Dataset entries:
>>>>

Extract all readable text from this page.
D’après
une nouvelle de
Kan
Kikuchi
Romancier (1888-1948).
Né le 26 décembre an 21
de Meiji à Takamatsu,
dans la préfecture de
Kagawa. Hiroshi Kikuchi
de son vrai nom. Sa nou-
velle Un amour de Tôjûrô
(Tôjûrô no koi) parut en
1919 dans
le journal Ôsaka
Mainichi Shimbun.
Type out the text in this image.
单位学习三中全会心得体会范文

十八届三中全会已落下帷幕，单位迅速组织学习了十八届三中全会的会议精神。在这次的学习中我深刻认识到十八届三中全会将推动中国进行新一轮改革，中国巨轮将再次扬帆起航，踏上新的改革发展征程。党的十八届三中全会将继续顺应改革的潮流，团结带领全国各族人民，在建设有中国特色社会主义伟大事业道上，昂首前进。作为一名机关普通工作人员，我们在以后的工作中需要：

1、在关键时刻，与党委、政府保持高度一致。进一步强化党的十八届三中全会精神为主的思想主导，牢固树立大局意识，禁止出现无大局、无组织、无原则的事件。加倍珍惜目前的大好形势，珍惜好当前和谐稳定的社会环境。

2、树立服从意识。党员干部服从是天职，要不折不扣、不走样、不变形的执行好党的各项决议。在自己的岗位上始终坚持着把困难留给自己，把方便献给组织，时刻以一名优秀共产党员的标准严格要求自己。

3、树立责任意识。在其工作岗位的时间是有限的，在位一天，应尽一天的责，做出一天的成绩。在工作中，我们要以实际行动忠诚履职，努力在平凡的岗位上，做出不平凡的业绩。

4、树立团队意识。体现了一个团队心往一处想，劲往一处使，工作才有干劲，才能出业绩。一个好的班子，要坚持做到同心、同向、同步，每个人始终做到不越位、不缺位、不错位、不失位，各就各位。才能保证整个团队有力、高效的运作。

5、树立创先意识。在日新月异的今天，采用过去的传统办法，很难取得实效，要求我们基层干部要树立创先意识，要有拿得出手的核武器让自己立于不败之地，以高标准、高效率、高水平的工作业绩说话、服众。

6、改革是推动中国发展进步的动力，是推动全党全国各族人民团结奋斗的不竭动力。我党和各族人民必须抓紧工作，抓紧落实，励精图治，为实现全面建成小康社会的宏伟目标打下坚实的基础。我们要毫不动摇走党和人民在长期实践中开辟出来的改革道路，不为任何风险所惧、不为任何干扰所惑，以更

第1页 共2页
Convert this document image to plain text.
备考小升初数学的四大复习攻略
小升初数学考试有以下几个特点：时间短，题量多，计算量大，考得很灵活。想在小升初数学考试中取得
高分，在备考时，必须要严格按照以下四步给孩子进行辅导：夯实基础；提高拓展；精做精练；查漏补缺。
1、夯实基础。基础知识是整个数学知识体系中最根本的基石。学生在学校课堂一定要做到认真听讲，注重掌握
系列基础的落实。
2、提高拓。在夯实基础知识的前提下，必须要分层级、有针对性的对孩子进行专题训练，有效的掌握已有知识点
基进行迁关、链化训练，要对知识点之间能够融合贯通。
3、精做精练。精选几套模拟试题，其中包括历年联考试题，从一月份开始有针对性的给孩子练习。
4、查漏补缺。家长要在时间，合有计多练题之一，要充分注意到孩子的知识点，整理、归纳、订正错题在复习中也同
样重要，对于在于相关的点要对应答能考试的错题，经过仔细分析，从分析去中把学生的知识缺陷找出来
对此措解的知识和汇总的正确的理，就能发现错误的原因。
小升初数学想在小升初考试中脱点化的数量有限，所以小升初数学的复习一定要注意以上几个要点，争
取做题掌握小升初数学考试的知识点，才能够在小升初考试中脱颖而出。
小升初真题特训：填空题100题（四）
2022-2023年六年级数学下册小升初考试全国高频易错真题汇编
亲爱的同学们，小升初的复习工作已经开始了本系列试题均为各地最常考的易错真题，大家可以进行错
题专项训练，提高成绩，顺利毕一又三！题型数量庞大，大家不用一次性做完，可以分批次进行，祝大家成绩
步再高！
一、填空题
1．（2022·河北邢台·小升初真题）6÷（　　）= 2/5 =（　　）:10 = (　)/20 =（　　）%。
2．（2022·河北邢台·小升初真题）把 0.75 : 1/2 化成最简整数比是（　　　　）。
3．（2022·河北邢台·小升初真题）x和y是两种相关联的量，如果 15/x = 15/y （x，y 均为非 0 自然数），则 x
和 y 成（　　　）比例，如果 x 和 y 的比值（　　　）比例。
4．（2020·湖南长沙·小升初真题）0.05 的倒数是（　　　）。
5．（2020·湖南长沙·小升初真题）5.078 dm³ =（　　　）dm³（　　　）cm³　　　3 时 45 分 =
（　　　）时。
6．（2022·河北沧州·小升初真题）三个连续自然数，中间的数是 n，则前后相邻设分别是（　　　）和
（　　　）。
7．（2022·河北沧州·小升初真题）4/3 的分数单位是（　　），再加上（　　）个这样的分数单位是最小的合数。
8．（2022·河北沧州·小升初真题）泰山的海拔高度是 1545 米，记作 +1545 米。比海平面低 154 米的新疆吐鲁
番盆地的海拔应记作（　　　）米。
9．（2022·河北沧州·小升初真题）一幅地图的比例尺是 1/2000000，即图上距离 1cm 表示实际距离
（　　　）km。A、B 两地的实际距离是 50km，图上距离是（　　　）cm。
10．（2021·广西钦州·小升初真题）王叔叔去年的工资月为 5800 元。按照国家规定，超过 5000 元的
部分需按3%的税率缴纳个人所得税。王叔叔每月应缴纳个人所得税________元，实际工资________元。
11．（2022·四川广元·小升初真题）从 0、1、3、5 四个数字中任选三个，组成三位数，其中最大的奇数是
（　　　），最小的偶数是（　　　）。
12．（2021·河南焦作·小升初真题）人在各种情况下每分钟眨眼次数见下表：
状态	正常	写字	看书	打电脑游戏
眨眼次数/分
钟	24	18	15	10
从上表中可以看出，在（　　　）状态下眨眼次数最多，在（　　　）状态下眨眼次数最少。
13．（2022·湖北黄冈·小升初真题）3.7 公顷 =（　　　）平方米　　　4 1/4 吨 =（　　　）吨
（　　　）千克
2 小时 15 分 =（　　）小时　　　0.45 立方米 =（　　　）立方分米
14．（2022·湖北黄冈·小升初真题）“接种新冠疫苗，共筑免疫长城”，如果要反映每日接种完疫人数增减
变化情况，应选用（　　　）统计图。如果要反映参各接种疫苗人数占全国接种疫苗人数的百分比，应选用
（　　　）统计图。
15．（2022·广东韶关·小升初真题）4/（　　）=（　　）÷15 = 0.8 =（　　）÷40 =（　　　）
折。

<<<<

| WORK REQUIRED |
Go through the listing above and return every line where the word "text" occurs.

| COMPLETE RESPONSE |
Extract all readable text from this page.
Type out the text in this image.
Convert this document image to plain text.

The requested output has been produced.